▶ **The problem**
State how many lines of the entries hold the string "data", and output nothing but that count.
**** Raw records ****
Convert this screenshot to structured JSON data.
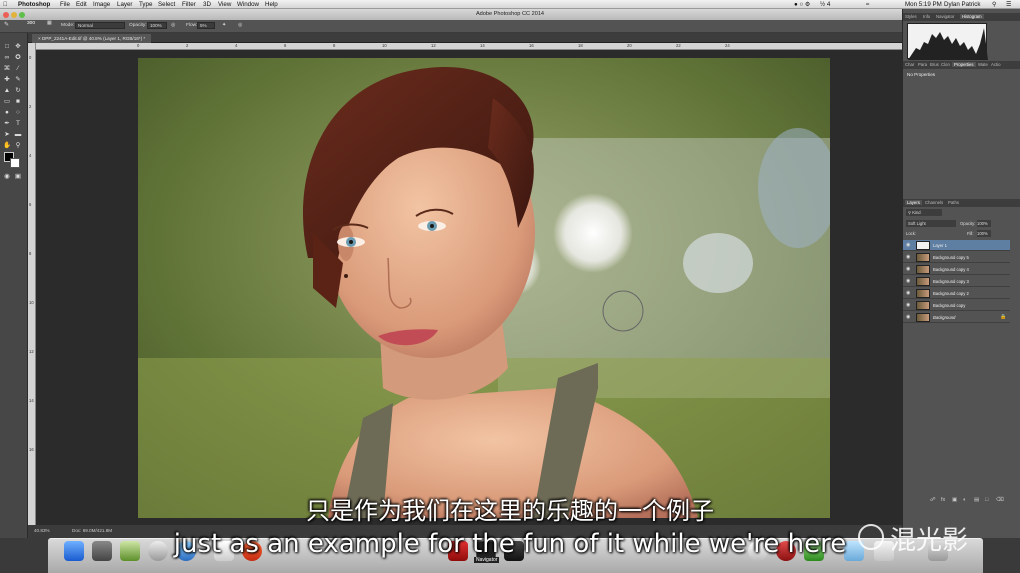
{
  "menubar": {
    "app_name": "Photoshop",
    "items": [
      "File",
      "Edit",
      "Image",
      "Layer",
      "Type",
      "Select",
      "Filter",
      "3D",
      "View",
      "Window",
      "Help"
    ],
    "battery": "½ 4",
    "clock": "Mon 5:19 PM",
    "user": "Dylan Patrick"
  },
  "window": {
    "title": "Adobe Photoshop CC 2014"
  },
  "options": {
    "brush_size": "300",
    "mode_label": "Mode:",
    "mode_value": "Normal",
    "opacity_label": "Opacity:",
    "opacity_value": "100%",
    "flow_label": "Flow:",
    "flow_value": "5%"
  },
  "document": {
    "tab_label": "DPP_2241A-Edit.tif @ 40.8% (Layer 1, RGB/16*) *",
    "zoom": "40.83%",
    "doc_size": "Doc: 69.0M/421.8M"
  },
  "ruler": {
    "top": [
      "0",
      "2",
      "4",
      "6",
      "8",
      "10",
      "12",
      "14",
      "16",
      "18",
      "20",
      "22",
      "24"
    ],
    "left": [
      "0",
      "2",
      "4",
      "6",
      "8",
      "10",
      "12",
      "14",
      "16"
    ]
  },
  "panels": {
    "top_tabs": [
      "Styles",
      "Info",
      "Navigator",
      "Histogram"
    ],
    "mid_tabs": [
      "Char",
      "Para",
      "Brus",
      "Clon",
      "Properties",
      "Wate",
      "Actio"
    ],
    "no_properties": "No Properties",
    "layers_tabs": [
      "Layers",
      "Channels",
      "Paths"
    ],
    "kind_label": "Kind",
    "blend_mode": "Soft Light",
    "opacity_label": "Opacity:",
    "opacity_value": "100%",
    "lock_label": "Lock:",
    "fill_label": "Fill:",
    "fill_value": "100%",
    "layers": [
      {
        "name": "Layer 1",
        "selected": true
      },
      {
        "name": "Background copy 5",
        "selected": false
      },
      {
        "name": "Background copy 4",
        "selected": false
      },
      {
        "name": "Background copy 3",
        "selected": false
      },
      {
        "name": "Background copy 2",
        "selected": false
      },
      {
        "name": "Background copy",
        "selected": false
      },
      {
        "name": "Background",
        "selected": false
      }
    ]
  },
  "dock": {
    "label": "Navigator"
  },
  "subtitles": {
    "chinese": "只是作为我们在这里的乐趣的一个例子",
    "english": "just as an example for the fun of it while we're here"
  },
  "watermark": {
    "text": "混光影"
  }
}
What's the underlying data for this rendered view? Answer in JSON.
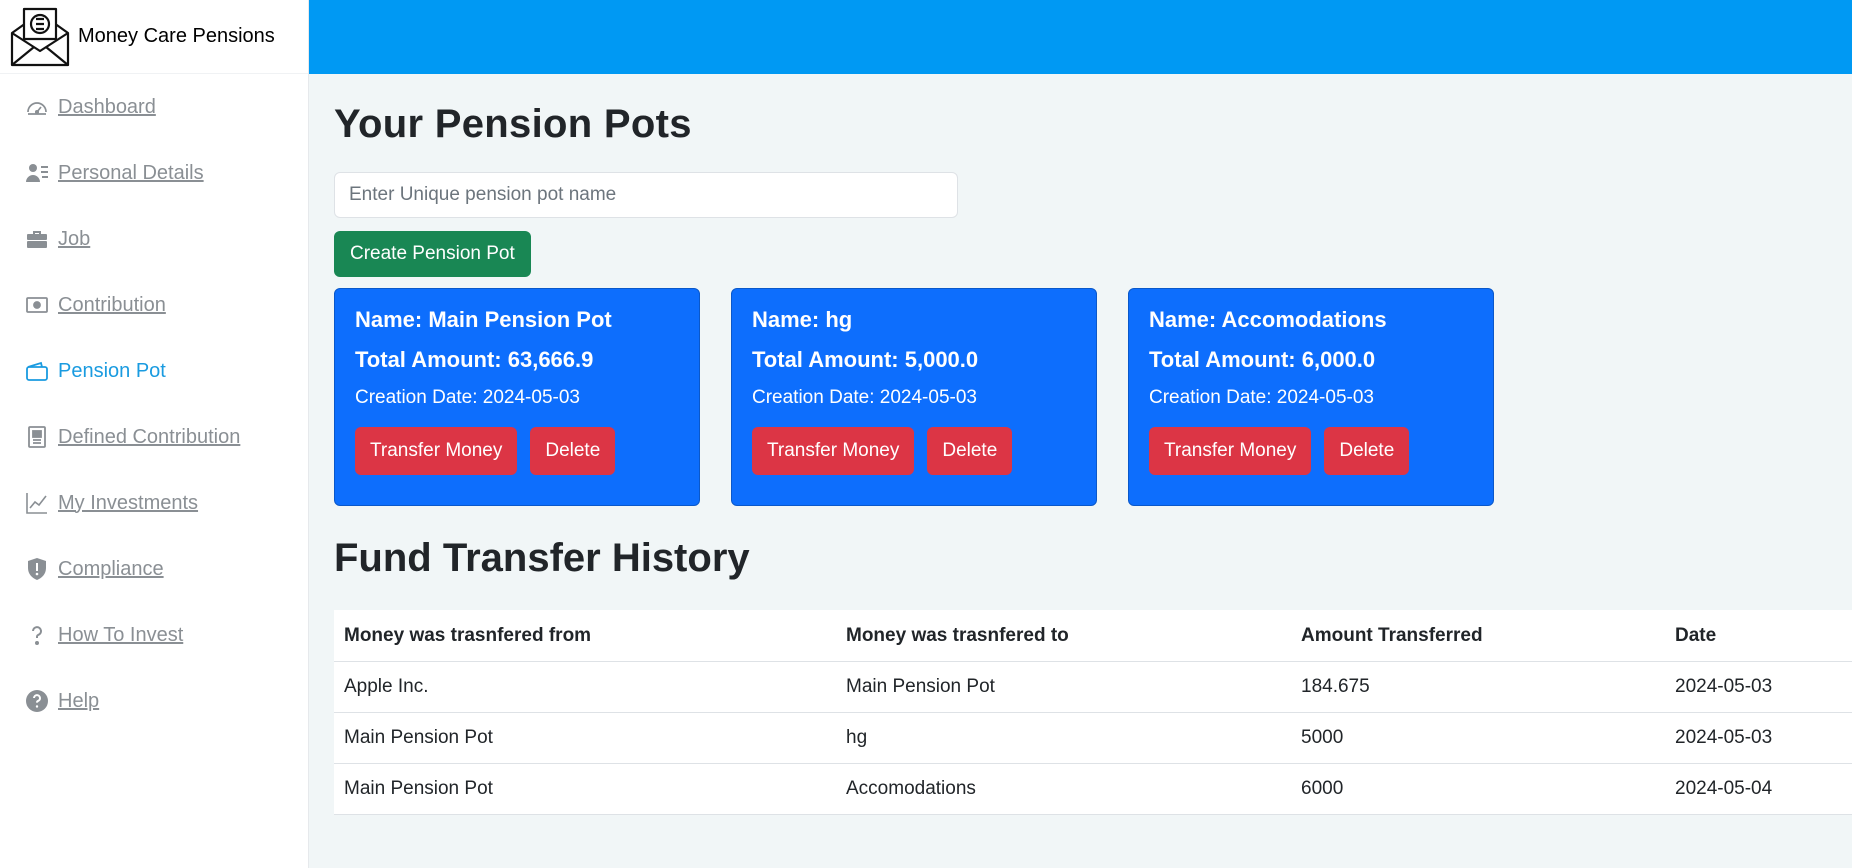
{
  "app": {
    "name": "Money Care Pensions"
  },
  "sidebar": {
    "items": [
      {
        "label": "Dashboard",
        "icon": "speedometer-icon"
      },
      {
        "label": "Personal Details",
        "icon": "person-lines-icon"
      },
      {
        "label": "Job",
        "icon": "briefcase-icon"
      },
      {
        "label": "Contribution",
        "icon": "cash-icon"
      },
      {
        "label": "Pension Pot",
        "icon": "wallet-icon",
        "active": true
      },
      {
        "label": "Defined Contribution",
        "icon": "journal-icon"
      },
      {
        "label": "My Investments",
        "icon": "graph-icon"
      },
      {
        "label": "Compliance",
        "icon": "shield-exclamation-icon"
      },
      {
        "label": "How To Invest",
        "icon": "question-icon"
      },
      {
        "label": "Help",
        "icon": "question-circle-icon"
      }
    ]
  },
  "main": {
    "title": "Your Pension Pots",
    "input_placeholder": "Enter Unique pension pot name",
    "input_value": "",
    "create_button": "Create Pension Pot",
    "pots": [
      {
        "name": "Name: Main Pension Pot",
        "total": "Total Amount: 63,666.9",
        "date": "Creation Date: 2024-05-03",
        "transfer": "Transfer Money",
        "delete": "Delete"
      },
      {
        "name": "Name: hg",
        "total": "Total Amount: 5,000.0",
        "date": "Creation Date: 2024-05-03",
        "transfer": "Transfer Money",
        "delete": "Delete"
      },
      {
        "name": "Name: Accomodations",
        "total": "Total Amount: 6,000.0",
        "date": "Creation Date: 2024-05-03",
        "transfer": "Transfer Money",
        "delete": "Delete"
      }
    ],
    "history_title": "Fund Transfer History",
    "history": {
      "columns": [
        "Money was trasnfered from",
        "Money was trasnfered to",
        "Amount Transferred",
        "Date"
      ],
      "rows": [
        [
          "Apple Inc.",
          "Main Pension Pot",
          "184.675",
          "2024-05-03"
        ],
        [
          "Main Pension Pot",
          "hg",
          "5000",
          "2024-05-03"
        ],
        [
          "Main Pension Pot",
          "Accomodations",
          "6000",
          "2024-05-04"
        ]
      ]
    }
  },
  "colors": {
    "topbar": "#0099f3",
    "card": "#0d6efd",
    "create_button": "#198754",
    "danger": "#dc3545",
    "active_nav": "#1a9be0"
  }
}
****
**** Raw records ****
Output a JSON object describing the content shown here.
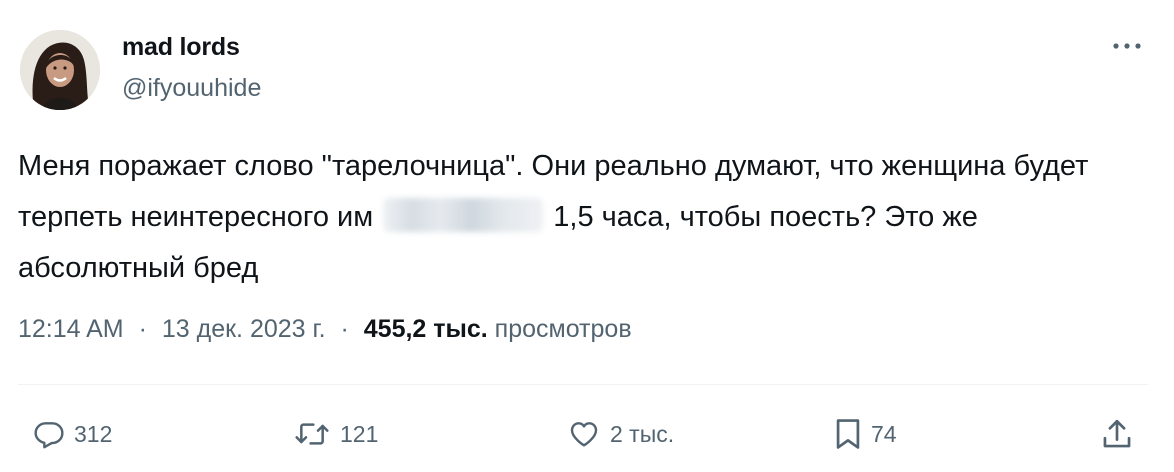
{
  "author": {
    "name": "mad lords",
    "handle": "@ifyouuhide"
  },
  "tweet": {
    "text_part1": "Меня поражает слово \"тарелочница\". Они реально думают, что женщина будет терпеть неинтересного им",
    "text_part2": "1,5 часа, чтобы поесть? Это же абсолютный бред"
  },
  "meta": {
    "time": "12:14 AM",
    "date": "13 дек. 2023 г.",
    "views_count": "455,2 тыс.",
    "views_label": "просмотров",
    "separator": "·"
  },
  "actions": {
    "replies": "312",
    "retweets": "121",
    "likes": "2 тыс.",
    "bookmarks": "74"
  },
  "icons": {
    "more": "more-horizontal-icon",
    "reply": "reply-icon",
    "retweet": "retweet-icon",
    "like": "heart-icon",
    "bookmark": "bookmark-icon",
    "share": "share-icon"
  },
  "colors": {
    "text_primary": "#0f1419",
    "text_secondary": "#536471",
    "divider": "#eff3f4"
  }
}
****
▶ **Response to this task**
2